What the task requires » Pick out the lines below that contain the string "this" and copy them all.

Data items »
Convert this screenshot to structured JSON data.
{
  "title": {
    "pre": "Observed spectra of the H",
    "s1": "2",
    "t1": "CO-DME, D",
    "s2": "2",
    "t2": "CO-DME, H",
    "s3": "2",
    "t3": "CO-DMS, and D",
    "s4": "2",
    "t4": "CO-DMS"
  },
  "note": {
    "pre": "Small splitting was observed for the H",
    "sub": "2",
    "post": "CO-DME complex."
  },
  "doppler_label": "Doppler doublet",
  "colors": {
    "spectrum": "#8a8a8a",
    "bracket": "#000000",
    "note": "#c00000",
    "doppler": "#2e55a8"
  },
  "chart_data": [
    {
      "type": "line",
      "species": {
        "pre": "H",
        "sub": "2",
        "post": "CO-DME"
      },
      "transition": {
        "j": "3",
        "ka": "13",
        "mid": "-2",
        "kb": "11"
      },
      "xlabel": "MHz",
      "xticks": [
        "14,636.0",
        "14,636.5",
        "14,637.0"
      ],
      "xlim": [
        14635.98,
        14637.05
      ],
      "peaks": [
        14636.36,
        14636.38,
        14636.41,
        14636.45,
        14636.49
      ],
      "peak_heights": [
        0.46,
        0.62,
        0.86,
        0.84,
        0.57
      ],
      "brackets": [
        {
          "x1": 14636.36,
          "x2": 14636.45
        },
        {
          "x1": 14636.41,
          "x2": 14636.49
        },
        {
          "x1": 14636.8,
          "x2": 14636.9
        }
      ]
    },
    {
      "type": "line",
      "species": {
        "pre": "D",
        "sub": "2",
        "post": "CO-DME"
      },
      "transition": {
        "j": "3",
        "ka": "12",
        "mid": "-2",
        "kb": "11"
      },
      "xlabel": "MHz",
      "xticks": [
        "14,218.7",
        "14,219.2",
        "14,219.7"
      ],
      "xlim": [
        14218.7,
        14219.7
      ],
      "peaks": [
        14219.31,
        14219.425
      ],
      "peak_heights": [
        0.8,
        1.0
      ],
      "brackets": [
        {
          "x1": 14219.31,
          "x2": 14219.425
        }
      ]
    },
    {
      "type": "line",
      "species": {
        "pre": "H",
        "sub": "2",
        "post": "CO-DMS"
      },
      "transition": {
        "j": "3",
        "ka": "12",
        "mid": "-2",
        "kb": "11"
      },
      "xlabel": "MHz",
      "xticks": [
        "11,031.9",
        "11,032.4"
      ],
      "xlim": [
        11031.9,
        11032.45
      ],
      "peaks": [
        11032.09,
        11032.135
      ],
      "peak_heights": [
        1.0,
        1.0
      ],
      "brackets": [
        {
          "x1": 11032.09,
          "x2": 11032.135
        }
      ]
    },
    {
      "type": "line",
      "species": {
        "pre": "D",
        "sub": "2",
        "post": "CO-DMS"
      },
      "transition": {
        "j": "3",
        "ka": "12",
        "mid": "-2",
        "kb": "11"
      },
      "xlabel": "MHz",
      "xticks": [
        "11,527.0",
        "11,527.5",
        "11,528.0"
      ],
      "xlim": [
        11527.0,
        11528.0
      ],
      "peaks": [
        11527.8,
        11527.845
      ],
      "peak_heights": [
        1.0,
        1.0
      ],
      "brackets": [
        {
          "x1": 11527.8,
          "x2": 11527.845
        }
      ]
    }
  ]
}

==

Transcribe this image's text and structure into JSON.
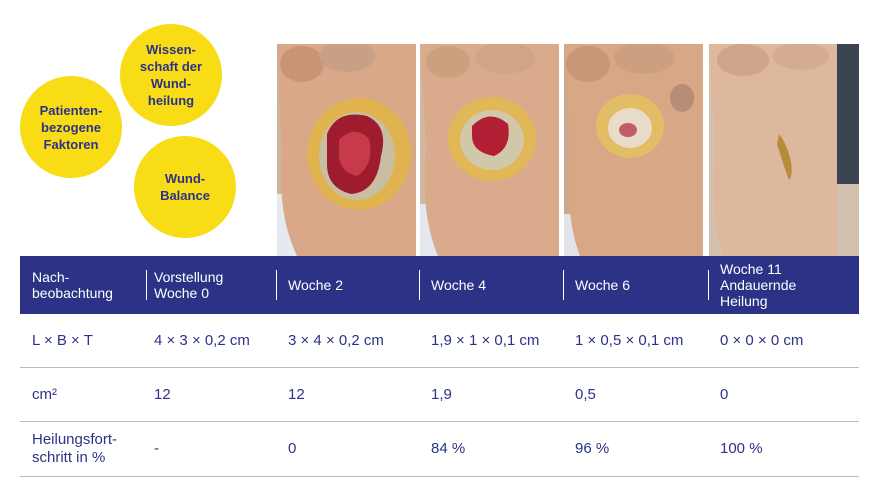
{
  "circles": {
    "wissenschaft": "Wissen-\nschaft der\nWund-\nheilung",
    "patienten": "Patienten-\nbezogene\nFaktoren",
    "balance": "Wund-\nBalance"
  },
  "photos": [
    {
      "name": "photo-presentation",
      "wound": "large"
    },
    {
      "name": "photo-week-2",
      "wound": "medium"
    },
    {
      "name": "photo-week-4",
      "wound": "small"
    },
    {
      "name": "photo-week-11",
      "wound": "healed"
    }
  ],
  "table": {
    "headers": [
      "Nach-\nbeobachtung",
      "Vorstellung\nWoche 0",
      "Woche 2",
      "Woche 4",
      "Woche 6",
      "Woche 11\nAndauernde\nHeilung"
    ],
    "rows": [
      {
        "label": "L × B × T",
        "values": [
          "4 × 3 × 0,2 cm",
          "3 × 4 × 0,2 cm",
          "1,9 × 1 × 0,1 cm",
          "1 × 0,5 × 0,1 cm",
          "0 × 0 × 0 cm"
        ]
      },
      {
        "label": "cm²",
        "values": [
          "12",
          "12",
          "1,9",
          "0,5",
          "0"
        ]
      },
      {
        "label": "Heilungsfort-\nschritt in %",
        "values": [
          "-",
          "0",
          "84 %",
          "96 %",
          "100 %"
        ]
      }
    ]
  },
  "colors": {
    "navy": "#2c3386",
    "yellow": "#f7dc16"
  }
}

Solution to the exercise »
Convert this screenshot to structured JSON data.
Transcribe this image's text and structure into JSON.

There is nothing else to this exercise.